Element location listings
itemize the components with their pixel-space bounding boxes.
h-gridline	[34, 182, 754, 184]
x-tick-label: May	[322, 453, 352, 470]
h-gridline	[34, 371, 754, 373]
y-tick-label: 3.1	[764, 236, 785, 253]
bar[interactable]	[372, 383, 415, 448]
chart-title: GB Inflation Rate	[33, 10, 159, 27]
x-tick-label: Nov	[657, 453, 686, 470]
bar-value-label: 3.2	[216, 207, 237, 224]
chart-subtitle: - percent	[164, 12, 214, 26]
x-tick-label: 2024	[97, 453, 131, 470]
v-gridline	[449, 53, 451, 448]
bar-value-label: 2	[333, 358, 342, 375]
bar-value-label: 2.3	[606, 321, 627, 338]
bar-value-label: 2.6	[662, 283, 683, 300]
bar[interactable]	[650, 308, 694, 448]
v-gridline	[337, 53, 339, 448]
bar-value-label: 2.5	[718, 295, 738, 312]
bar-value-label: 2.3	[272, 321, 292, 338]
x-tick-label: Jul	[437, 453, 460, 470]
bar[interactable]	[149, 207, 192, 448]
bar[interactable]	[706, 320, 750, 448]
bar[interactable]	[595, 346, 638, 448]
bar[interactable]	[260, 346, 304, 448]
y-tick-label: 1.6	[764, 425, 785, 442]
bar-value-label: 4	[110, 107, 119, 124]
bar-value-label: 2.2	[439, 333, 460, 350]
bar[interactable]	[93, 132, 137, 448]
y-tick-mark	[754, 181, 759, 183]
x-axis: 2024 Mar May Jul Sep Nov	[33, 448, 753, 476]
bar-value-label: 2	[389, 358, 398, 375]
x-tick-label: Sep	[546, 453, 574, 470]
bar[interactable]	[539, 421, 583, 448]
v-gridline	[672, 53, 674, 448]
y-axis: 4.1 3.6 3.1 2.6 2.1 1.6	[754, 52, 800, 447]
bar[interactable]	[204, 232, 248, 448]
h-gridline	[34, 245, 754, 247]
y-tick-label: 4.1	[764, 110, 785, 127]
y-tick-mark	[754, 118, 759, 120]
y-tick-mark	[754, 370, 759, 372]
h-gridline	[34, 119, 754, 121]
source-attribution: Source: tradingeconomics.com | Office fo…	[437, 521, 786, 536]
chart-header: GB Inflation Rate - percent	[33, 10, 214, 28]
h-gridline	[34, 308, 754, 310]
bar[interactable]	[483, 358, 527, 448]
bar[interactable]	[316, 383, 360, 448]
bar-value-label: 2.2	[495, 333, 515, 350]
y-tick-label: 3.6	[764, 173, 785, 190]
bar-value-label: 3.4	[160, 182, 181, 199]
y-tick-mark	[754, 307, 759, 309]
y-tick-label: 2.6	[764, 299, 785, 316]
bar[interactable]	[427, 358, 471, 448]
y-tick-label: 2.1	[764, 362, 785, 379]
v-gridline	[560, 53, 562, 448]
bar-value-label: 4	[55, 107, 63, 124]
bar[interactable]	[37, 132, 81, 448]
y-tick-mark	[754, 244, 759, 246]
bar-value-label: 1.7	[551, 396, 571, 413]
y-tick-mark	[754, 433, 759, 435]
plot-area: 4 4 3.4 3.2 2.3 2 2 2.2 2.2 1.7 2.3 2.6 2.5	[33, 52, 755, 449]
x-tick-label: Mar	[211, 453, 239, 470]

BRIEF
Output the lines of the listing above word for word, with no changes.

SOLUTION
itemize the components with their pixel-space bounding boxes.
h-gridline	[34, 182, 754, 184]
x-tick-label: May	[322, 453, 352, 470]
h-gridline	[34, 371, 754, 373]
y-tick-label: 3.1	[764, 236, 785, 253]
bar[interactable]	[372, 383, 415, 448]
chart-title: GB Inflation Rate	[33, 10, 159, 27]
x-tick-label: Nov	[657, 453, 686, 470]
bar-value-label: 3.2	[216, 207, 237, 224]
chart-subtitle: - percent	[164, 12, 214, 26]
x-tick-label: 2024	[97, 453, 131, 470]
v-gridline	[449, 53, 451, 448]
bar-value-label: 2	[333, 358, 342, 375]
bar-value-label: 2.3	[606, 321, 627, 338]
bar-value-label: 2.6	[662, 283, 683, 300]
bar[interactable]	[650, 308, 694, 448]
v-gridline	[337, 53, 339, 448]
bar-value-label: 2.5	[718, 295, 738, 312]
bar-value-label: 2.3	[272, 321, 292, 338]
x-tick-label: Jul	[437, 453, 460, 470]
bar[interactable]	[149, 207, 192, 448]
bar[interactable]	[706, 320, 750, 448]
bar[interactable]	[595, 346, 638, 448]
bar[interactable]	[260, 346, 304, 448]
y-tick-label: 1.6	[764, 425, 785, 442]
bar-value-label: 4	[110, 107, 119, 124]
bar-value-label: 2.2	[439, 333, 460, 350]
bar[interactable]	[93, 132, 137, 448]
y-tick-mark	[754, 181, 759, 183]
x-axis: 2024 Mar May Jul Sep Nov	[33, 448, 753, 476]
bar-value-label: 2	[389, 358, 398, 375]
x-tick-label: Sep	[546, 453, 574, 470]
bar[interactable]	[539, 421, 583, 448]
v-gridline	[672, 53, 674, 448]
y-axis: 4.1 3.6 3.1 2.6 2.1 1.6	[754, 52, 800, 447]
bar[interactable]	[204, 232, 248, 448]
h-gridline	[34, 245, 754, 247]
y-tick-label: 4.1	[764, 110, 785, 127]
y-tick-mark	[754, 118, 759, 120]
y-tick-mark	[754, 370, 759, 372]
h-gridline	[34, 119, 754, 121]
source-attribution: Source: tradingeconomics.com | Office fo…	[437, 521, 786, 536]
chart-header: GB Inflation Rate - percent	[33, 10, 214, 28]
h-gridline	[34, 308, 754, 310]
bar[interactable]	[483, 358, 527, 448]
bar[interactable]	[316, 383, 360, 448]
bar-value-label: 2.2	[495, 333, 515, 350]
y-tick-label: 3.6	[764, 173, 785, 190]
bar-value-label: 3.4	[160, 182, 181, 199]
y-tick-mark	[754, 307, 759, 309]
y-tick-label: 2.6	[764, 299, 785, 316]
bar[interactable]	[427, 358, 471, 448]
y-tick-label: 2.1	[764, 362, 785, 379]
v-gridline	[560, 53, 562, 448]
bar-value-label: 4	[55, 107, 63, 124]
bar[interactable]	[37, 132, 81, 448]
y-tick-mark	[754, 244, 759, 246]
bar-value-label: 1.7	[551, 396, 571, 413]
y-tick-mark	[754, 433, 759, 435]
plot-area: 4 4 3.4 3.2 2.3 2 2 2.2 2.2 1.7 2.3 2.6 2.5	[33, 52, 755, 449]
x-tick-label: Mar	[211, 453, 239, 470]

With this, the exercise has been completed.